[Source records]
--- BEGIN ---
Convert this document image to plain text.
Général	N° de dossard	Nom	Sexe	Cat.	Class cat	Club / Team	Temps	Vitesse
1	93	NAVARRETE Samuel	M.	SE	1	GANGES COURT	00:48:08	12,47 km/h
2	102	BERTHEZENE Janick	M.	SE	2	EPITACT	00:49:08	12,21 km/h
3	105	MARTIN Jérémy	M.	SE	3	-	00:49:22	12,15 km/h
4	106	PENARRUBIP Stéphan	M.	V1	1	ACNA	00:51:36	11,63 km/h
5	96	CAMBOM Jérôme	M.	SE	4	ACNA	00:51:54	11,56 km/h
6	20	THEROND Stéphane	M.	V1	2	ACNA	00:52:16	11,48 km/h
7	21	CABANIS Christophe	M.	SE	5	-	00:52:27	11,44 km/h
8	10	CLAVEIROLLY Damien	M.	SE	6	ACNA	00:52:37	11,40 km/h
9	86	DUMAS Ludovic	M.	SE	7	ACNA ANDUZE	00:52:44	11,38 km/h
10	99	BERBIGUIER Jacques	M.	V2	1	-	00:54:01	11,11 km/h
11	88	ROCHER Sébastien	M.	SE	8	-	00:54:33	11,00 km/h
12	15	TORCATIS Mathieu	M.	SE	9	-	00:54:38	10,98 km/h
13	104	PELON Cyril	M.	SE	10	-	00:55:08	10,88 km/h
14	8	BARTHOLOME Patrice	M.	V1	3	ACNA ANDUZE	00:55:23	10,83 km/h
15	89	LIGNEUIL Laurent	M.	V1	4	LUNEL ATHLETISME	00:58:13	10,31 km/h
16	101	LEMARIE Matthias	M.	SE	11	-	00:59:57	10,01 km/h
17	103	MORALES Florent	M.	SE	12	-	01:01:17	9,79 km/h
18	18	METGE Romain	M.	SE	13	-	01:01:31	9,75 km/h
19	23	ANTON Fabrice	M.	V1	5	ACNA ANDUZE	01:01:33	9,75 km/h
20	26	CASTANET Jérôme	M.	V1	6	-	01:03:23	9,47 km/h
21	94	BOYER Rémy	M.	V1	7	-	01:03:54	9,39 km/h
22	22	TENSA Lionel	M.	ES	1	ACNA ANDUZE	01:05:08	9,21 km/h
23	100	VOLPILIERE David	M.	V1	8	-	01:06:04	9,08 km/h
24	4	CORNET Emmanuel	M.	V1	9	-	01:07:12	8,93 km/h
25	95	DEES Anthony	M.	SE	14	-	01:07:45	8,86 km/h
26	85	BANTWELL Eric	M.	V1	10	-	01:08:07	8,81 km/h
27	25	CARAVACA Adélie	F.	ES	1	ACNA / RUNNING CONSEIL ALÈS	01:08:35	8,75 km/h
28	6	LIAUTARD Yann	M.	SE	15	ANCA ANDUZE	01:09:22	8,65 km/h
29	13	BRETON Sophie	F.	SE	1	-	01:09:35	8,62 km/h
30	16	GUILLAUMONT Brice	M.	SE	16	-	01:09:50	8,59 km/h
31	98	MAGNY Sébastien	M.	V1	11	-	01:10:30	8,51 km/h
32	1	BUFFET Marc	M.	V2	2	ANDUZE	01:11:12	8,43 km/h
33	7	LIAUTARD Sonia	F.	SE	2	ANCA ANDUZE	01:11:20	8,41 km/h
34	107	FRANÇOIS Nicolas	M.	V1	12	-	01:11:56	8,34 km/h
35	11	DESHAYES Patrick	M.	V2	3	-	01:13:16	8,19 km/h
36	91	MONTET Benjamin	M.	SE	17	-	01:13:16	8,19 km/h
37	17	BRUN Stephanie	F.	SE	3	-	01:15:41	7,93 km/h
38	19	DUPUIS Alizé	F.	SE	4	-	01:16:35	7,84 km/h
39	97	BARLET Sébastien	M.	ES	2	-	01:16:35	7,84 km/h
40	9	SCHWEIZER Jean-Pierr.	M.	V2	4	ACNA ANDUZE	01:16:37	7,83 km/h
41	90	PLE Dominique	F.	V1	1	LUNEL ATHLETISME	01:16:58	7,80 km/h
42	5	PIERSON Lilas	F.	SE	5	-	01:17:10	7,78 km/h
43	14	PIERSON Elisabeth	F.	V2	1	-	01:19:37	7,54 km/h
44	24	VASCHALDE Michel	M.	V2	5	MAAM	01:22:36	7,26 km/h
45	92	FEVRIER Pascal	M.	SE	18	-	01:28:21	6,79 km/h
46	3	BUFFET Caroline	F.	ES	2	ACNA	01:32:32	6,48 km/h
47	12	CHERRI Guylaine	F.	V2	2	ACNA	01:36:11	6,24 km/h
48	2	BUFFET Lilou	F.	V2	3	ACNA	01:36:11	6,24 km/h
--- END ---
Task details. Repeat the material above in full, exactly as it stands.

Final result.
Convert this document image to plain text.
Général	N° de dossard	Nom	Sexe	Cat.	Class cat	Club / Team	Temps	Vitesse
1	93	NAVARRETE Samuel	M.	SE	1	GANGES COURT	00:48:08	12,47 km/h
2	102	BERTHEZENE Janick	M.	SE	2	EPITACT	00:49:08	12,21 km/h
3	105	MARTIN Jérémy	M.	SE	3	-	00:49:22	12,15 km/h
4	106	PENARRUBIP Stéphan	M.	V1	1	ACNA	00:51:36	11,63 km/h
5	96	CAMBOM Jérôme	M.	SE	4	ACNA	00:51:54	11,56 km/h
6	20	THEROND Stéphane	M.	V1	2	ACNA	00:52:16	11,48 km/h
7	21	CABANIS Christophe	M.	SE	5	-	00:52:27	11,44 km/h
8	10	CLAVEIROLLY Damien	M.	SE	6	ACNA	00:52:37	11,40 km/h
9	86	DUMAS Ludovic	M.	SE	7	ACNA ANDUZE	00:52:44	11,38 km/h
10	99	BERBIGUIER Jacques	M.	V2	1	-	00:54:01	11,11 km/h
11	88	ROCHER Sébastien	M.	SE	8	-	00:54:33	11,00 km/h
12	15	TORCATIS Mathieu	M.	SE	9	-	00:54:38	10,98 km/h
13	104	PELON Cyril	M.	SE	10	-	00:55:08	10,88 km/h
14	8	BARTHOLOME Patrice	M.	V1	3	ACNA ANDUZE	00:55:23	10,83 km/h
15	89	LIGNEUIL Laurent	M.	V1	4	LUNEL ATHLETISME	00:58:13	10,31 km/h
16	101	LEMARIE Matthias	M.	SE	11	-	00:59:57	10,01 km/h
17	103	MORALES Florent	M.	SE	12	-	01:01:17	9,79 km/h
18	18	METGE Romain	M.	SE	13	-	01:01:31	9,75 km/h
19	23	ANTON Fabrice	M.	V1	5	ACNA ANDUZE	01:01:33	9,75 km/h
20	26	CASTANET Jérôme	M.	V1	6	-	01:03:23	9,47 km/h
21	94	BOYER Rémy	M.	V1	7	-	01:03:54	9,39 km/h
22	22	TENSA Lionel	M.	ES	1	ACNA ANDUZE	01:05:08	9,21 km/h
23	100	VOLPILIERE David	M.	V1	8	-	01:06:04	9,08 km/h
24	4	CORNET Emmanuel	M.	V1	9	-	01:07:12	8,93 km/h
25	95	DEES Anthony	M.	SE	14	-	01:07:45	8,86 km/h
26	85	BANTWELL Eric	M.	V1	10	-	01:08:07	8,81 km/h
27	25	CARAVACA Adélie	F.	ES	1	ACNA / RUNNING CONSEIL ALÈS	01:08:35	8,75 km/h
28	6	LIAUTARD Yann	M.	SE	15	ANCA ANDUZE	01:09:22	8,65 km/h
29	13	BRETON Sophie	F.	SE	1	-	01:09:35	8,62 km/h
30	16	GUILLAUMONT Brice	M.	SE	16	-	01:09:50	8,59 km/h
31	98	MAGNY Sébastien	M.	V1	11	-	01:10:30	8,51 km/h
32	1	BUFFET Marc	M.	V2	2	ANDUZE	01:11:12	8,43 km/h
33	7	LIAUTARD Sonia	F.	SE	2	ANCA ANDUZE	01:11:20	8,41 km/h
34	107	FRANÇOIS Nicolas	M.	V1	12	-	01:11:56	8,34 km/h
35	11	DESHAYES Patrick	M.	V2	3	-	01:13:16	8,19 km/h
36	91	MONTET Benjamin	M.	SE	17	-	01:13:16	8,19 km/h
37	17	BRUN Stephanie	F.	SE	3	-	01:15:41	7,93 km/h
38	19	DUPUIS Alizé	F.	SE	4	-	01:16:35	7,84 km/h
39	97	BARLET Sébastien	M.	ES	2	-	01:16:35	7,84 km/h
40	9	SCHWEIZER Jean-Pierr.	M.	V2	4	ACNA ANDUZE	01:16:37	7,83 km/h
41	90	PLE Dominique	F.	V1	1	LUNEL ATHLETISME	01:16:58	7,80 km/h
42	5	PIERSON Lilas	F.	SE	5	-	01:17:10	7,78 km/h
43	14	PIERSON Elisabeth	F.	V2	1	-	01:19:37	7,54 km/h
44	24	VASCHALDE Michel	M.	V2	5	MAAM	01:22:36	7,26 km/h
45	92	FEVRIER Pascal	M.	SE	18	-	01:28:21	6,79 km/h
46	3	BUFFET Caroline	F.	ES	2	ACNA	01:32:32	6,48 km/h
47	12	CHERRI Guylaine	F.	V2	2	ACNA	01:36:11	6,24 km/h
48	2	BUFFET Lilou	F.	V2	3	ACNA	01:36:11	6,24 km/h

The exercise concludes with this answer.